-- Required work --
Search the listing below for the word "различных" and copy each line that holds it.

┌────────

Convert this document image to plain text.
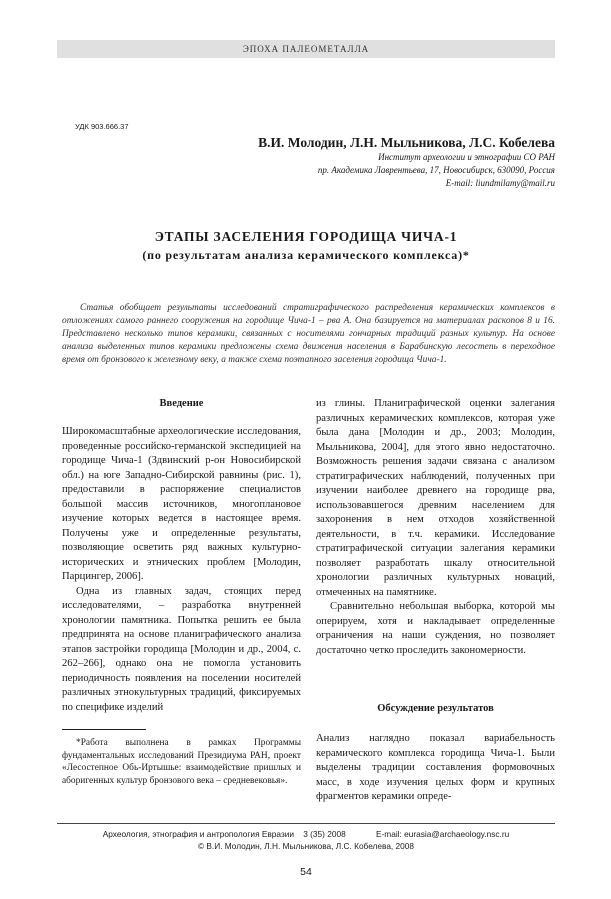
ЭПОХА ПАЛЕОМЕТАЛЛА
УДК 903.666.37
В.И. Молодин, Л.Н. Мыльникова, Л.С. Кобелева
Институт археологии и этнографии СО РАН
пр. Академика Лаврентьева, 17, Новосибирск, 630090, Россия
E-mail: liundmilamy@mail.ru
ЭТАПЫ ЗАСЕЛЕНИЯ ГОРОДИЩА ЧИЧА-1
(по результатам анализа керамического комплекса)*
Статья обобщает результаты исследований стратиграфического распределения керамических комплексов в отложениях самого раннего сооружения на городище Чича-1 – рва А. Она базируется на материалах раскопов 8 и 16. Представлено несколько типов керамики, связанных с носителями гончарных традиций разных культур. На основе анализа выделенных типов керамики предложены схема движения населения в Барабинскую лесостепь в переходное время от бронзового к железному веку, а также схема поэтапного заселения городища Чича-1.
Введение

Широкомасштабные археологические исследования, проведенные российско-германской экспедицией на городище Чича-1 (Здвинский р-он Новосибирской обл.) на юге Западно-Сибирской равнины (рис. 1), предоставили в распоряжение специалистов большой массив источников, многоплановое изучение которых ведется в настоящее время. Получены уже и определенные результаты, позволяющие осветить ряд важных культурно-исторических и этнических проблем [Молодин, Парцингер, 2006].

Одна из главных задач, стоящих перед исследователями, – разработка внутренней хронологии памятника. Попытка решить ее была предпринята на основе планиграфического анализа этапов застройки городища [Молодин и др., 2004, с. 262–266], однако она не помогла установить периодичность появления на поселении носителей различных этнокультурных традиций, фиксируемых по специфике изделий

*Работа выполнена в рамках Программы фундаментальных исследований Президиума РАН, проект «Лесостепное Обь-Иртышье: взаимодействие пришлых и аборигенных культур бронзового века – средневековья».

из глины. Планиграфической оценки залегания различных керамических комплексов, которая уже была дана [Молодин и др., 2003; Молодин, Мыльникова, 2004], для этого явно недостаточно. Возможность решения задачи связана с анализом стратиграфических наблюдений, полученных при изучении наиболее древнего на городище рва, использовавшегося древним населением для захоронения в нем отходов хозяйственной деятельности, в т.ч. керамики. Исследование стратиграфической ситуации залегания керамики позволяет разработать шкалу относительной хронологии различных культурных новаций, отмеченных на памятнике.

Сравнительно небольшая выборка, которой мы оперируем, хотя и накладывает определенные ограничения на наши суждения, но позволяет достаточно четко проследить закономерности.

Обсуждение результатов

Анализ наглядно показал вариабельность керамического комплекса городища Чича-1. Были выделены традиции составления формовочных масс, в ходе изучения целых форм и крупных фрагментов керамики опреде-

Археология, этнография и антропология Евразии 3 (35) 2008	E-mail: eurasia@archaeology.nsc.ru
© В.И. Молодин, Л.Н. Мыльникова, Л.С. Кобелева, 2008
54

└────────

-- Final result --
Одна из главных задач, стоящих перед исследователями, – разработка внутренней хронологии памятника. Попытка решить ее была предпринята на основе планиграфического анализа этапов застройки городища [Молодин и др., 2004, с. 262–266], однако она не помогла установить периодичность появления на поселении носителей различных этнокультурных традиций, фиксируемых по специфике изделий
из глины. Планиграфической оценки залегания различных керамических комплексов, которая уже была дана [Молодин и др., 2003; Молодин, Мыльникова, 2004], для этого явно недостаточно. Возможность решения задачи связана с анализом стратиграфических наблюдений, полученных при изучении наиболее древнего на городище рва, использовавшегося древним населением для захоронения в нем отходов хозяйственной деятельности, в т.ч. керамики. Исследование стратиграфической ситуации залегания керамики позволяет разработать шкалу относительной хронологии различных культурных новаций, отмеченных на памятнике.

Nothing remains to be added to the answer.